◆ EXERCISE ◆
Repeat every line below exactly as it reads.

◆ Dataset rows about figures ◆
<<<<
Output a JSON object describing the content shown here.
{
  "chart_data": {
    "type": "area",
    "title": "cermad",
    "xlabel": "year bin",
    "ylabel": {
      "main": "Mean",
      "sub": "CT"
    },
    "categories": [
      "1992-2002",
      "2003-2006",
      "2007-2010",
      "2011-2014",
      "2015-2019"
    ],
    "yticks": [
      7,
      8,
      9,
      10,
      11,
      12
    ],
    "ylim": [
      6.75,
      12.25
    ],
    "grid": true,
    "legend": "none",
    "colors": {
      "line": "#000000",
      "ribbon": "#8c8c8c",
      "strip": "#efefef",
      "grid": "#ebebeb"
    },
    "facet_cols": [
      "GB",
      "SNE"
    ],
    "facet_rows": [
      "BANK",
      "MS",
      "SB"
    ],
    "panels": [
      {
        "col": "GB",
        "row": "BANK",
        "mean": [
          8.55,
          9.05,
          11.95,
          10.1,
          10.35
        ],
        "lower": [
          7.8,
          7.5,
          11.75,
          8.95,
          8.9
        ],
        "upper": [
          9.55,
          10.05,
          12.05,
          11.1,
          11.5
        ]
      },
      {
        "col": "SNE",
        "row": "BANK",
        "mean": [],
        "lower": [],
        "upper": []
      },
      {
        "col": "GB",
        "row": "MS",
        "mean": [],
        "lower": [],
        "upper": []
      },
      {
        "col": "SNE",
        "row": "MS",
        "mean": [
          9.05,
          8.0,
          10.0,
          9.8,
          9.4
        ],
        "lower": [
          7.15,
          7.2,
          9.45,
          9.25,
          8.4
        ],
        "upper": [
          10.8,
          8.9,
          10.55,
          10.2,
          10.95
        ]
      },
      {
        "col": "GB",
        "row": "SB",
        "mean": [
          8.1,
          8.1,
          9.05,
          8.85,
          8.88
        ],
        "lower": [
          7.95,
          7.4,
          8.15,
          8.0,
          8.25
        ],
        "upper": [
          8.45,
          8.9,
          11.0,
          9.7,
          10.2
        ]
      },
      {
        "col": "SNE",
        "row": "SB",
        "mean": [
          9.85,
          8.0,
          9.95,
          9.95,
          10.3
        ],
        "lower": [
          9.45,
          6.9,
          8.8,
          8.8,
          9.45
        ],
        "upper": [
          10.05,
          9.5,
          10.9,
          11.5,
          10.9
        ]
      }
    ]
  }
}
>>>>
◆ WRITTEN REPLY ◆
Output a JSON object describing the content shown here.
{
  "chart_data": {
    "type": "area",
    "title": "cermad",
    "xlabel": "year bin",
    "ylabel": {
      "main": "Mean",
      "sub": "CT"
    },
    "categories": [
      "1992-2002",
      "2003-2006",
      "2007-2010",
      "2011-2014",
      "2015-2019"
    ],
    "yticks": [
      7,
      8,
      9,
      10,
      11,
      12
    ],
    "ylim": [
      6.75,
      12.25
    ],
    "grid": true,
    "legend": "none",
    "colors": {
      "line": "#000000",
      "ribbon": "#8c8c8c",
      "strip": "#efefef",
      "grid": "#ebebeb"
    },
    "facet_cols": [
      "GB",
      "SNE"
    ],
    "facet_rows": [
      "BANK",
      "MS",
      "SB"
    ],
    "panels": [
      {
        "col": "GB",
        "row": "BANK",
        "mean": [
          8.55,
          9.05,
          11.95,
          10.1,
          10.35
        ],
        "lower": [
          7.8,
          7.5,
          11.75,
          8.95,
          8.9
        ],
        "upper": [
          9.55,
          10.05,
          12.05,
          11.1,
          11.5
        ]
      },
      {
        "col": "SNE",
        "row": "BANK",
        "mean": [],
        "lower": [],
        "upper": []
      },
      {
        "col": "GB",
        "row": "MS",
        "mean": [],
        "lower": [],
        "upper": []
      },
      {
        "col": "SNE",
        "row": "MS",
        "mean": [
          9.05,
          8.0,
          10.0,
          9.8,
          9.4
        ],
        "lower": [
          7.15,
          7.2,
          9.45,
          9.25,
          8.4
        ],
        "upper": [
          10.8,
          8.9,
          10.55,
          10.2,
          10.95
        ]
      },
      {
        "col": "GB",
        "row": "SB",
        "mean": [
          8.1,
          8.1,
          9.05,
          8.85,
          8.88
        ],
        "lower": [
          7.95,
          7.4,
          8.15,
          8.0,
          8.25
        ],
        "upper": [
          8.45,
          8.9,
          11.0,
          9.7,
          10.2
        ]
      },
      {
        "col": "SNE",
        "row": "SB",
        "mean": [
          9.85,
          8.0,
          9.95,
          9.95,
          10.3
        ],
        "lower": [
          9.45,
          6.9,
          8.8,
          8.8,
          9.45
        ],
        "upper": [
          10.05,
          9.5,
          10.9,
          11.5,
          10.9
        ]
      }
    ]
  }
}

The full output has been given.